Required work:
Every record here needs to be written out again exactly.
##### Supplied data #####
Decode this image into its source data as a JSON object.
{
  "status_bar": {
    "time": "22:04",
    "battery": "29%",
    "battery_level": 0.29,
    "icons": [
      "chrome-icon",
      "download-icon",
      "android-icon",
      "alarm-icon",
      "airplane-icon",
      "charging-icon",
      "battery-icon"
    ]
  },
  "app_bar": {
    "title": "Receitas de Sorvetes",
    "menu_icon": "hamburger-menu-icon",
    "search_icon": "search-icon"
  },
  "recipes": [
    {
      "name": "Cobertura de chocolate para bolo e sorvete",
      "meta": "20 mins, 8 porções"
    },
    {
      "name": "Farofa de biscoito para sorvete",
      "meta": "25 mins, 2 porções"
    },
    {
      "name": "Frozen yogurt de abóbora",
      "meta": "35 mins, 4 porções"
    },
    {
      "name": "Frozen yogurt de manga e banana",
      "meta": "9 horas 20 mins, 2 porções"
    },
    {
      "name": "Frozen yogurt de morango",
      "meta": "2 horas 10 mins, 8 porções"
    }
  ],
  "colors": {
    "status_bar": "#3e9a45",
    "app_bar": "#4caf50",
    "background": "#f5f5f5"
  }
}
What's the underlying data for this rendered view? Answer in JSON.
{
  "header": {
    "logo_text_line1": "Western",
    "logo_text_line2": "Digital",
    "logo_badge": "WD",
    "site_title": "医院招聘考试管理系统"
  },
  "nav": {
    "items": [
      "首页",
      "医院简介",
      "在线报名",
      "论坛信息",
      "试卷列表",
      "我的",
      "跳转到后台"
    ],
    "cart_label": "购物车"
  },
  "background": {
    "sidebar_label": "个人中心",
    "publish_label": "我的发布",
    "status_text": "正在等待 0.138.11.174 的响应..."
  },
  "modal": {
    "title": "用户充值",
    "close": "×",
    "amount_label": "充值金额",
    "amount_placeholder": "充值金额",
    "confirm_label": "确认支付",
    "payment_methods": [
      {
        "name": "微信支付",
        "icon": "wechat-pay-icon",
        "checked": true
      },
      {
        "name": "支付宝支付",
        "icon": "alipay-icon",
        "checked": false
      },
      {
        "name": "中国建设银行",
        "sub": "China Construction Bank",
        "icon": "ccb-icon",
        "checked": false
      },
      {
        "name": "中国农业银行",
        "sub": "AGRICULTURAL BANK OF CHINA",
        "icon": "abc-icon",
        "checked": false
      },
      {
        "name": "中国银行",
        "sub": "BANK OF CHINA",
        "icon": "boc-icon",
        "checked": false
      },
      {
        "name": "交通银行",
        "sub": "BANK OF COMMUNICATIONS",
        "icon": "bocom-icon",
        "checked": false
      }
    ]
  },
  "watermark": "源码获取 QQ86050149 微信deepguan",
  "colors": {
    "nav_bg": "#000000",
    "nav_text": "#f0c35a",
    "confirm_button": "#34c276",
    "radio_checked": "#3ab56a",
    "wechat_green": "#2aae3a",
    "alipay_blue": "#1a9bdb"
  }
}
#####
Output:
Decode this image into its source data as a JSON object.
{
  "status_bar": {
    "time": "22:04",
    "battery": "29%",
    "battery_level": 0.29,
    "icons": [
      "chrome-icon",
      "download-icon",
      "android-icon",
      "alarm-icon",
      "airplane-icon",
      "charging-icon",
      "battery-icon"
    ]
  },
  "app_bar": {
    "title": "Receitas de Sorvetes",
    "menu_icon": "hamburger-menu-icon",
    "search_icon": "search-icon"
  },
  "recipes": [
    {
      "name": "Cobertura de chocolate para bolo e sorvete",
      "meta": "20 mins, 8 porções"
    },
    {
      "name": "Farofa de biscoito para sorvete",
      "meta": "25 mins, 2 porções"
    },
    {
      "name": "Frozen yogurt de abóbora",
      "meta": "35 mins, 4 porções"
    },
    {
      "name": "Frozen yogurt de manga e banana",
      "meta": "9 horas 20 mins, 2 porções"
    },
    {
      "name": "Frozen yogurt de morango",
      "meta": "2 horas 10 mins, 8 porções"
    }
  ],
  "colors": {
    "status_bar": "#3e9a45",
    "app_bar": "#4caf50",
    "background": "#f5f5f5"
  }
}
What's the underlying data for this rendered view? Answer in JSON.
{
  "header": {
    "logo_text_line1": "Western",
    "logo_text_line2": "Digital",
    "logo_badge": "WD",
    "site_title": "医院招聘考试管理系统"
  },
  "nav": {
    "items": [
      "首页",
      "医院简介",
      "在线报名",
      "论坛信息",
      "试卷列表",
      "我的",
      "跳转到后台"
    ],
    "cart_label": "购物车"
  },
  "background": {
    "sidebar_label": "个人中心",
    "publish_label": "我的发布",
    "status_text": "正在等待 0.138.11.174 的响应..."
  },
  "modal": {
    "title": "用户充值",
    "close": "×",
    "amount_label": "充值金额",
    "amount_placeholder": "充值金额",
    "confirm_label": "确认支付",
    "payment_methods": [
      {
        "name": "微信支付",
        "icon": "wechat-pay-icon",
        "checked": true
      },
      {
        "name": "支付宝支付",
        "icon": "alipay-icon",
        "checked": false
      },
      {
        "name": "中国建设银行",
        "sub": "China Construction Bank",
        "icon": "ccb-icon",
        "checked": false
      },
      {
        "name": "中国农业银行",
        "sub": "AGRICULTURAL BANK OF CHINA",
        "icon": "abc-icon",
        "checked": false
      },
      {
        "name": "中国银行",
        "sub": "BANK OF CHINA",
        "icon": "boc-icon",
        "checked": false
      },
      {
        "name": "交通银行",
        "sub": "BANK OF COMMUNICATIONS",
        "icon": "bocom-icon",
        "checked": false
      }
    ]
  },
  "watermark": "源码获取 QQ86050149 微信deepguan",
  "colors": {
    "nav_bg": "#000000",
    "nav_text": "#f0c35a",
    "confirm_button": "#34c276",
    "radio_checked": "#3ab56a",
    "wechat_green": "#2aae3a",
    "alipay_blue": "#1a9bdb"
  }
}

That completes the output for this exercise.